Exercise brief:
Tally how many lines hold the string "messages". Your reply should be that number alone.

Record extracts:
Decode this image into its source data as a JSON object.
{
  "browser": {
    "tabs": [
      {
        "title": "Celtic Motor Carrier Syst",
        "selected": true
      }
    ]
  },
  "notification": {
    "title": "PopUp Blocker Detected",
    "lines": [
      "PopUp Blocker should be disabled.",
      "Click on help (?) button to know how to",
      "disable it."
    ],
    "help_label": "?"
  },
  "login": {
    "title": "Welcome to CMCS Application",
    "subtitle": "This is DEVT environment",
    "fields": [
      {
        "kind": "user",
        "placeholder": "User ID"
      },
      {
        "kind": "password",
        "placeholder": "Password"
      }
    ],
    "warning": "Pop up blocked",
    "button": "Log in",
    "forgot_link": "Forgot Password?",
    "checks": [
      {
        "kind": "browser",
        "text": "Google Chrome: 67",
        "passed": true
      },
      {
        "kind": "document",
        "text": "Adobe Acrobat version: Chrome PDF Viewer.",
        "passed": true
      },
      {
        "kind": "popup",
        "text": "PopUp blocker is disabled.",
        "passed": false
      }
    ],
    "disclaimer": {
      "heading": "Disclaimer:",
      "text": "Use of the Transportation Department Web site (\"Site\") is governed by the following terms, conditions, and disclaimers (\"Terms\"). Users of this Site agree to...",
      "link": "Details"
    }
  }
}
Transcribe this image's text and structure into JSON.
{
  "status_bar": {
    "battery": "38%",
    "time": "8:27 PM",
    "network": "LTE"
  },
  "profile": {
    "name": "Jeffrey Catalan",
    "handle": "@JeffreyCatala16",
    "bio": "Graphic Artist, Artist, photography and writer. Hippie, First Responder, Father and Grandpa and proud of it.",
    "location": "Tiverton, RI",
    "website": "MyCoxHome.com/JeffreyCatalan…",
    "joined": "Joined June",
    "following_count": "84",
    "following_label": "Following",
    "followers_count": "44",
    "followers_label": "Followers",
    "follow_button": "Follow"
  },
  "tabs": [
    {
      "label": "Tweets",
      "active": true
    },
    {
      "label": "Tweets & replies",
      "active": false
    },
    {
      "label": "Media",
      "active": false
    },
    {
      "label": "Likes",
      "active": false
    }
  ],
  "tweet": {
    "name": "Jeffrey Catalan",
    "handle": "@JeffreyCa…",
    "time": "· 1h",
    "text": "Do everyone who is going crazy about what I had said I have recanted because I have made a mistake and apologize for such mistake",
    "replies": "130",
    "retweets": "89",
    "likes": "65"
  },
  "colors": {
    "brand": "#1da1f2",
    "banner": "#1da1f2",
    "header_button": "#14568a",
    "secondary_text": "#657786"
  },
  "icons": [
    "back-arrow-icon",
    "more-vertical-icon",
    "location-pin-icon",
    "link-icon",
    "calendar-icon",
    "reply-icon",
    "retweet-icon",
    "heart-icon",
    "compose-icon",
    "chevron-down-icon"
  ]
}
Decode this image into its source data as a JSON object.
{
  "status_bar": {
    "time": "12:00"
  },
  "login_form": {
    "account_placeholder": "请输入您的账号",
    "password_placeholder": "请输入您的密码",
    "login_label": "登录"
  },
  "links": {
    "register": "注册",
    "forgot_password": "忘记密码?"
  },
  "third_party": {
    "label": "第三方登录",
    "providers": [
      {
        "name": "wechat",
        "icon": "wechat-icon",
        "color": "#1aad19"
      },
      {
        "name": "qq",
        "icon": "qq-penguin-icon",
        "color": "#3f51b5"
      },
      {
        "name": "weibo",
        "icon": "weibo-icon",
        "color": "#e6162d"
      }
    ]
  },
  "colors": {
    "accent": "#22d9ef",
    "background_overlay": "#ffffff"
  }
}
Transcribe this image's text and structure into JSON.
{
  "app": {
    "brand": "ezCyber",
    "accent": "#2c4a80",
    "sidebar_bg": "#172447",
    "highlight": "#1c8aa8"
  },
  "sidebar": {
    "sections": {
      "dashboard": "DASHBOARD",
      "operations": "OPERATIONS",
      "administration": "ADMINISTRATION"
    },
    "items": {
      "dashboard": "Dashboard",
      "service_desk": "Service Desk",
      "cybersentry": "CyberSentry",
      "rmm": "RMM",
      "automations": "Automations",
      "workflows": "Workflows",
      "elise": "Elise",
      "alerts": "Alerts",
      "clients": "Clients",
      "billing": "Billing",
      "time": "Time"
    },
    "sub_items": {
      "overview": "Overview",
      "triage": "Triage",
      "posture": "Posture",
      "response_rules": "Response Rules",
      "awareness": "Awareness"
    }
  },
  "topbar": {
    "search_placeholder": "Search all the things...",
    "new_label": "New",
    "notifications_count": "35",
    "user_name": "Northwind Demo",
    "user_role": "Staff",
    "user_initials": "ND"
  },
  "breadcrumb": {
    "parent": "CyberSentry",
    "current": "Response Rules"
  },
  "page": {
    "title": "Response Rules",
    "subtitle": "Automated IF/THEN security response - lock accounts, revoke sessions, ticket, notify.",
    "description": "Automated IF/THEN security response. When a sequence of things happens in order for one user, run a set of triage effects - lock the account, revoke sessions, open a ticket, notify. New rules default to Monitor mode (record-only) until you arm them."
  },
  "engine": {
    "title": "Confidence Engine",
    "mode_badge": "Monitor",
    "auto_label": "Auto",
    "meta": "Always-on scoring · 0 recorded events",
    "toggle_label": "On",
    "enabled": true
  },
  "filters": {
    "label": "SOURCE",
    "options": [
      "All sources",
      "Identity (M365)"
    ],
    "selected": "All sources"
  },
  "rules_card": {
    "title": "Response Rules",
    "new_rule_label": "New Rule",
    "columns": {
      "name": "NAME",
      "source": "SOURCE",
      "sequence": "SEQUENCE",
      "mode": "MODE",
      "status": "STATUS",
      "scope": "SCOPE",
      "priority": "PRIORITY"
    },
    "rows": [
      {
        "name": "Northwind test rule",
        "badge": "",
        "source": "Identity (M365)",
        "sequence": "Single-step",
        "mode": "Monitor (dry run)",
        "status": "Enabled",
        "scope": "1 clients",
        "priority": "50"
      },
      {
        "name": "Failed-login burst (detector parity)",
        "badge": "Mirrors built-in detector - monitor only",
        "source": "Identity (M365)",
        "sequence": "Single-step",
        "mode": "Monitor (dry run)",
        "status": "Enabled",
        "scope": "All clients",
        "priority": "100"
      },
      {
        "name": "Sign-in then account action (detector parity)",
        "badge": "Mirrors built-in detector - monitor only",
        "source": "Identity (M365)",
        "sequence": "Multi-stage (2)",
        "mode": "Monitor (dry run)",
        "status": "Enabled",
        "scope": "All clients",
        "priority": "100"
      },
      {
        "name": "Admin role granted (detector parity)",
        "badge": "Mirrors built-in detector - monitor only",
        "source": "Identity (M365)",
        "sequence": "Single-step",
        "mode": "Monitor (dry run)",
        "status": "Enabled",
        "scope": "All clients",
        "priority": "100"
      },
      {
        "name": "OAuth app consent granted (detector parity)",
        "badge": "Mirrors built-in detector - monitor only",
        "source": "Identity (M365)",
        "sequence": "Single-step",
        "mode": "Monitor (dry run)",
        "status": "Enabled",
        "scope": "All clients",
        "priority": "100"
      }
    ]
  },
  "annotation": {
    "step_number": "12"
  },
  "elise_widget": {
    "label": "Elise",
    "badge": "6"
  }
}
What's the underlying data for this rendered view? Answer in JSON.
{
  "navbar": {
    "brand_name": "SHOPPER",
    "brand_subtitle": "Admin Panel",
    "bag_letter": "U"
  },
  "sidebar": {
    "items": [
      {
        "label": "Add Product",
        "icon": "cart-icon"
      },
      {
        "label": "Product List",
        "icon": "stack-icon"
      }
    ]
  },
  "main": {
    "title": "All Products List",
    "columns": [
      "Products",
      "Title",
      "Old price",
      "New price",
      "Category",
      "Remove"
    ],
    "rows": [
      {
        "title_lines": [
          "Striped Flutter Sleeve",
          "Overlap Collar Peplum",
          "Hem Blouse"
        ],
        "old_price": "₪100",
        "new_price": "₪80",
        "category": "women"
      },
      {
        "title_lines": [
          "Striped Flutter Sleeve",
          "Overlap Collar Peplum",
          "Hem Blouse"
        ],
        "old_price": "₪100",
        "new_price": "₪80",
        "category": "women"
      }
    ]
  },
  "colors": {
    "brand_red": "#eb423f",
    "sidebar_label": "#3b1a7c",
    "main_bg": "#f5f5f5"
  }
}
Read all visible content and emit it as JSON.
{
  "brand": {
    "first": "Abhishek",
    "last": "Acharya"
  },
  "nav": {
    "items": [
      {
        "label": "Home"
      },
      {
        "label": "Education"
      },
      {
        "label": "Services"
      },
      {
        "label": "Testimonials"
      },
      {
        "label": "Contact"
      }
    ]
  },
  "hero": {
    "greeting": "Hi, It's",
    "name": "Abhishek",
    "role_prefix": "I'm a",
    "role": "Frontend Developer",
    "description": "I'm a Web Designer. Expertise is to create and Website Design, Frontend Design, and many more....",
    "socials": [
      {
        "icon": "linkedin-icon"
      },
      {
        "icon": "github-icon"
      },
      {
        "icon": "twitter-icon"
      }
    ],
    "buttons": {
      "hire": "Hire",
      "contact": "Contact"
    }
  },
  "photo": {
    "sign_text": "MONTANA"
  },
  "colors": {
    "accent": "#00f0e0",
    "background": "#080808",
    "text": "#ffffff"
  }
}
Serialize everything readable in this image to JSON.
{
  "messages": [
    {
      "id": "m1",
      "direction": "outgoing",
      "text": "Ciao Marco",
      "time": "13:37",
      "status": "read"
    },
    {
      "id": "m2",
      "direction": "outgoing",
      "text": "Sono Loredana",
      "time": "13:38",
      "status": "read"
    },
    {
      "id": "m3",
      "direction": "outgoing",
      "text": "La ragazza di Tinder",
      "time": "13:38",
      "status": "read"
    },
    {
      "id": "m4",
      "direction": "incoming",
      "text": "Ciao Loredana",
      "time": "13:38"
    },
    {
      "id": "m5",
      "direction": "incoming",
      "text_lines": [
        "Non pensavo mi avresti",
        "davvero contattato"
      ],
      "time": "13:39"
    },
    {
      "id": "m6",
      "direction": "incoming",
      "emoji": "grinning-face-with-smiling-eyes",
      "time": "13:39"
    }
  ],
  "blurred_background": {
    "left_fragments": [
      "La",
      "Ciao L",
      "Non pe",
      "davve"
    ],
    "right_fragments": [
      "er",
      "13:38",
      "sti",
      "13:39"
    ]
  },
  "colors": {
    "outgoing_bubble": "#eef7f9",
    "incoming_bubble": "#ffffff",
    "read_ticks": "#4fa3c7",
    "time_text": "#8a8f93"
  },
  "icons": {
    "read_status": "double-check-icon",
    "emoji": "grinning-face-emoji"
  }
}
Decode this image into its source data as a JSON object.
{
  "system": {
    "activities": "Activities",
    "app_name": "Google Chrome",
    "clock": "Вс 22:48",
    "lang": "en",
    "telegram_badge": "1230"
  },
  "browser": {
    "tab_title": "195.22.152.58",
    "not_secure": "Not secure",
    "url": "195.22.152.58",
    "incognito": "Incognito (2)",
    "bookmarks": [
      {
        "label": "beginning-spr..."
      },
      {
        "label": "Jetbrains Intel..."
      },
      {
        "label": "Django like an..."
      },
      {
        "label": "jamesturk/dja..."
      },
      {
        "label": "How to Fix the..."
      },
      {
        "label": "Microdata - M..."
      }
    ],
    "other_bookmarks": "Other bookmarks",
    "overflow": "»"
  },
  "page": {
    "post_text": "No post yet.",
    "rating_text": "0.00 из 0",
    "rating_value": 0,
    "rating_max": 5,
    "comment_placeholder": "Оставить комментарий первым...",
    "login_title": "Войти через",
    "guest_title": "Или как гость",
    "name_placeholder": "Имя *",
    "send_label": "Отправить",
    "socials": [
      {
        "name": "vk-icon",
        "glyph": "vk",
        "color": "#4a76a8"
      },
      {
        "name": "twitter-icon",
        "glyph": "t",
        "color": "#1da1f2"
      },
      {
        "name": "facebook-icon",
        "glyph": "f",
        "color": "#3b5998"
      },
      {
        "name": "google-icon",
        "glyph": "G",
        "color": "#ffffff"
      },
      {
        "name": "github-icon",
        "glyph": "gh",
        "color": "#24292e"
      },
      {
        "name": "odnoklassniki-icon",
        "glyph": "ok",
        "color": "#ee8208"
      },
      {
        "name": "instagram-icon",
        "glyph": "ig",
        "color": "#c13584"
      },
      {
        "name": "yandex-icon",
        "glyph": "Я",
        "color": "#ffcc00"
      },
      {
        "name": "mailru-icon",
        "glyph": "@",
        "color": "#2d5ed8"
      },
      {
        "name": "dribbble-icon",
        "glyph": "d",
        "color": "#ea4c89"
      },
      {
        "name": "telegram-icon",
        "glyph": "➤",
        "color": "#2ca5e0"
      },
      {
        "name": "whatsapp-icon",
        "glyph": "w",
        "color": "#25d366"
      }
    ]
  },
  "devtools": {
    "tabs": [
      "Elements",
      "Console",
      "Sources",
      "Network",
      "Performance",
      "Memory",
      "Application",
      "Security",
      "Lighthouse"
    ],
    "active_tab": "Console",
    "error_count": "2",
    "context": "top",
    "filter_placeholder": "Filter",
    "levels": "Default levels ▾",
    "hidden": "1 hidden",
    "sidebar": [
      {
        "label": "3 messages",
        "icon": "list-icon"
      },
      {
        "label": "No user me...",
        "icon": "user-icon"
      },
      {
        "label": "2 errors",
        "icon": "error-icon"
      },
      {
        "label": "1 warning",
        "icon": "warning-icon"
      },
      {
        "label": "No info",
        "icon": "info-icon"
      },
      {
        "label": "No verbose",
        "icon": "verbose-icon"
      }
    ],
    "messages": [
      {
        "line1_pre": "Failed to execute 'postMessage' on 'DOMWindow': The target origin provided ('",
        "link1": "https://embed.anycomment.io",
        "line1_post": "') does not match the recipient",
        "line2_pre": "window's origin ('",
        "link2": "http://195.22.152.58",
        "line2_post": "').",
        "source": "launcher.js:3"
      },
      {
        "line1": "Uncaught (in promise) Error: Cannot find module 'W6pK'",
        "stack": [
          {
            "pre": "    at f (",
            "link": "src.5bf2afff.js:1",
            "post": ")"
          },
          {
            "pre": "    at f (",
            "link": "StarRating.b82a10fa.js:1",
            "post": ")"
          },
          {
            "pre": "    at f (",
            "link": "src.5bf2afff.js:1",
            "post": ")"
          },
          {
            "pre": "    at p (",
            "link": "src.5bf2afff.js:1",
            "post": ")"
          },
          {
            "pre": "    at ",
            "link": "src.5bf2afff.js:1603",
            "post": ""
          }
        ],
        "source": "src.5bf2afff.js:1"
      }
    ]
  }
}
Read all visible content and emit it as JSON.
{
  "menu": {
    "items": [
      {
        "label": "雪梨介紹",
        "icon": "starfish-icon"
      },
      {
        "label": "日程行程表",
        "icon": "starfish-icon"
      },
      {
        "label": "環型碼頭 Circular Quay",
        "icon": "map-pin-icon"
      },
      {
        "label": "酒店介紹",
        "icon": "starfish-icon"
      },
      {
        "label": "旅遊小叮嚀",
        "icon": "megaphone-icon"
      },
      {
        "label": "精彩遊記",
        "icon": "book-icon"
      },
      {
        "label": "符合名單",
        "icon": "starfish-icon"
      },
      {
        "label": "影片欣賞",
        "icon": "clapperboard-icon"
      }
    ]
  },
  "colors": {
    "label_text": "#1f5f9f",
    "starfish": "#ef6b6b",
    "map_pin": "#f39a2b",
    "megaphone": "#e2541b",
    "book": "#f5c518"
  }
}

Expected answer:
3